→ **Available data**:

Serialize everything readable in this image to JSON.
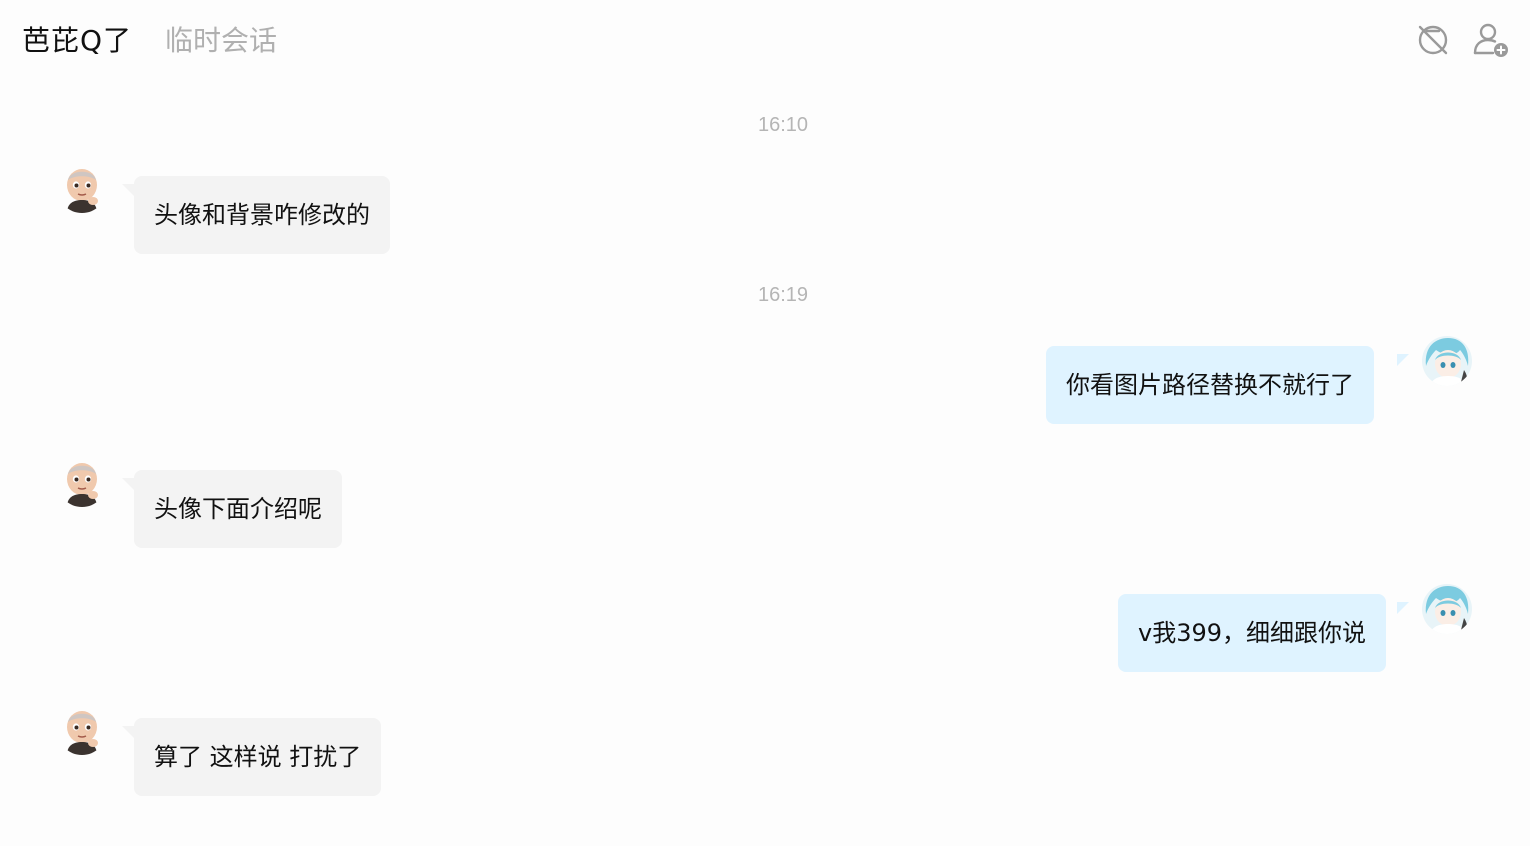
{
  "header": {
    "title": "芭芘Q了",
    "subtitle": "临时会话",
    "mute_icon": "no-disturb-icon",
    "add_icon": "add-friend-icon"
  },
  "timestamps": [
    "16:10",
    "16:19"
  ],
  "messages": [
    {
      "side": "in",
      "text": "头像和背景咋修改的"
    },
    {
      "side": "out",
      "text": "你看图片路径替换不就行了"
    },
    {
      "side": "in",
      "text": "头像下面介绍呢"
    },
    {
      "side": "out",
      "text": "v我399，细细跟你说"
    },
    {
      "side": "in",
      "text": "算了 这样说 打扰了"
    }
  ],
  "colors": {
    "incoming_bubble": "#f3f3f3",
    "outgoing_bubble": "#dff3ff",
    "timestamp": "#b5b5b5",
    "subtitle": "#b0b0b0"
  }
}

→ **Task goal**: Omit the pictures, then quote the rest of the material above exactly.

→ **Solution to the problem**:
Serialize everything readable in this image to JSON.
{
  "header": {
    "title": "芭芘Q了",
    "subtitle": "临时会话",
    "mute_icon": "no-disturb-icon",
    "add_icon": "add-friend-icon"
  },
  "timestamps": [
    "16:10",
    "16:19"
  ],
  "messages": [
    {
      "side": "in",
      "text": "头像和背景咋修改的"
    },
    {
      "side": "out",
      "text": "你看图片路径替换不就行了"
    },
    {
      "side": "in",
      "text": "头像下面介绍呢"
    },
    {
      "side": "out",
      "text": "v我399，细细跟你说"
    },
    {
      "side": "in",
      "text": "算了 这样说 打扰了"
    }
  ],
  "colors": {
    "incoming_bubble": "#f3f3f3",
    "outgoing_bubble": "#dff3ff",
    "timestamp": "#b5b5b5",
    "subtitle": "#b0b0b0"
  }
}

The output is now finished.